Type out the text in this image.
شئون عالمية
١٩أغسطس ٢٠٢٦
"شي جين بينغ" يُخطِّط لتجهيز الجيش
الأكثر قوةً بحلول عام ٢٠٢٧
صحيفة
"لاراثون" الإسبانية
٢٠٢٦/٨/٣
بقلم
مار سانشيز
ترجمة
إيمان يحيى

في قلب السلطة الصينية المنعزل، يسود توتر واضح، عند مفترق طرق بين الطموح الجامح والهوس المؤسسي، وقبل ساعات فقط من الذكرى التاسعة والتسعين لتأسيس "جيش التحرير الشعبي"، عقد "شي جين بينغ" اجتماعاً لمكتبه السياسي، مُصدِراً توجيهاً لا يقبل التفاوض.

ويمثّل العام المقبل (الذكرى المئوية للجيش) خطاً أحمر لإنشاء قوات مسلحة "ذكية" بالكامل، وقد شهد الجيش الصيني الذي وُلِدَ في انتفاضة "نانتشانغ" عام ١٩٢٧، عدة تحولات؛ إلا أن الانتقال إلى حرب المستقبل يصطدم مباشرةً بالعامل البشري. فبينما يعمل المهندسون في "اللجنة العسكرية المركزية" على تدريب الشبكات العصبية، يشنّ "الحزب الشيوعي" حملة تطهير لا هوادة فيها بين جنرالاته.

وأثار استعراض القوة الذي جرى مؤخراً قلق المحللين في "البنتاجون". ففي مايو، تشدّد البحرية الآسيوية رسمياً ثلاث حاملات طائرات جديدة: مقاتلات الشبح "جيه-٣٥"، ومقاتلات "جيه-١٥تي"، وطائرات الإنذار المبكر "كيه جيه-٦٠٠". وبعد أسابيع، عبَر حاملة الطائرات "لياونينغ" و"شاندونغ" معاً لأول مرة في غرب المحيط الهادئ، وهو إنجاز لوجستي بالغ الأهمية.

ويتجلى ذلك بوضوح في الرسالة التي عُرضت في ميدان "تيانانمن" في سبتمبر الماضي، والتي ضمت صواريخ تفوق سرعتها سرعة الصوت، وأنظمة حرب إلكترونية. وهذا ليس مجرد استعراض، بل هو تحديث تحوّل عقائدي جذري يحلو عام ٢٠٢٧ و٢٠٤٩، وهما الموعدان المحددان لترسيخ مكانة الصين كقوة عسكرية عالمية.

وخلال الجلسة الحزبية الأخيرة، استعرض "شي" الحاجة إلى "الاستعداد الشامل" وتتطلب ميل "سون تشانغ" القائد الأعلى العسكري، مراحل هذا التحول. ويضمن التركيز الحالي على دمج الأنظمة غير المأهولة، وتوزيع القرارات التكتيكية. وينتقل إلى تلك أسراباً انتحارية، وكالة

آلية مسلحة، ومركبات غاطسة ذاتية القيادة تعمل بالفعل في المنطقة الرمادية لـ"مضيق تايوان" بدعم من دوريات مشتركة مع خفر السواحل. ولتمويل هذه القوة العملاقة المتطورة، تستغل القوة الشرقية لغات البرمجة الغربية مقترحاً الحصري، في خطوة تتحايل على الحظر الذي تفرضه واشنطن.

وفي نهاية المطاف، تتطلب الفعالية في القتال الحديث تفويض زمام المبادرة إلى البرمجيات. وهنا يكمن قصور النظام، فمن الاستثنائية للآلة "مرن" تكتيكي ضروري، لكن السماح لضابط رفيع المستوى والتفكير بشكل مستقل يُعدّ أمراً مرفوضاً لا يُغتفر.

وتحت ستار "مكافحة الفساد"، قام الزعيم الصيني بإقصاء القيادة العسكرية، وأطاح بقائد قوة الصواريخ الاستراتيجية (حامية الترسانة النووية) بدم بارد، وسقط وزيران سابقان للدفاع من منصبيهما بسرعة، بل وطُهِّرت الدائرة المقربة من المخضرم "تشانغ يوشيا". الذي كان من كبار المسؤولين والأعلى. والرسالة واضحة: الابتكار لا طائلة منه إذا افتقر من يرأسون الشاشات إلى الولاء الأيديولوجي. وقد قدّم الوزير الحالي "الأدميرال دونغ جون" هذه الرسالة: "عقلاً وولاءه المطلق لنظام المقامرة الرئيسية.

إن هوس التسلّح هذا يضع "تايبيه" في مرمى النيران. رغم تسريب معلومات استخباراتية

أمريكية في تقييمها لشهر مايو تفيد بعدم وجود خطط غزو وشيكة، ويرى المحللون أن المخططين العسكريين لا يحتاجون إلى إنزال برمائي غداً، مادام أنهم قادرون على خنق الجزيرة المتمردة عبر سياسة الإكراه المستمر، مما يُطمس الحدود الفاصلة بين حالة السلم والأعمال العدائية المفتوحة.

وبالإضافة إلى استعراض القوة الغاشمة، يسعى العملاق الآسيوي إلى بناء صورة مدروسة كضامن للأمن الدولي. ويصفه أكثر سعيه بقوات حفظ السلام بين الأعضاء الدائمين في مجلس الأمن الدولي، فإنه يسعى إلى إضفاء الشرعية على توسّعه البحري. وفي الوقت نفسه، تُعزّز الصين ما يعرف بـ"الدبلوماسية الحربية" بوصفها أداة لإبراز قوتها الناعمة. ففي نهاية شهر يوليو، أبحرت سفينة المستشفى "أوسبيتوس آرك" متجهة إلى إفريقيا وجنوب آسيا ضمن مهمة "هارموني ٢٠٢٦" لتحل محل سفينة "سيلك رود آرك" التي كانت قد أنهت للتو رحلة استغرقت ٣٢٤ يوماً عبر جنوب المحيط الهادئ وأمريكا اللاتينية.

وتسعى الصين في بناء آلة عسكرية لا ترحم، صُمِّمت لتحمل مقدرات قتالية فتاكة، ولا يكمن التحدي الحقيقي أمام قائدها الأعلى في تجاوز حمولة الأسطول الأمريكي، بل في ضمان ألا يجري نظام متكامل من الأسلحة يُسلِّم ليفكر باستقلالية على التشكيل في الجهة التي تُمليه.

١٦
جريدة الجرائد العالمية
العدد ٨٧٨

» **THE EXERCISE**:
Scan the data for the word "يكمن" and copy every line where it shows up.

» **REPLY TO THE TASK**:
وفي نهاية المطاف، تتطلب الفعالية في القتال الحديث تفويض زمام المبادرة إلى البرمجيات. وهنا يكمن قصور النظام، فمن الاستثنائية للآلة "مرن" تكتيكي ضروري، لكن السماح لضابط رفيع المستوى والتفكير بشكل مستقل يُعدّ أمراً مرفوضاً لا يُغتفر.
وتسعى الصين في بناء آلة عسكرية لا ترحم، صُمِّمت لتحمل مقدرات قتالية فتاكة، ولا يكمن التحدي الحقيقي أمام قائدها الأعلى في تجاوز حمولة الأسطول الأمريكي، بل في ضمان ألا يجري نظام متكامل من الأسلحة يُسلِّم ليفكر باستقلالية على التشكيل في الجهة التي تُمليه.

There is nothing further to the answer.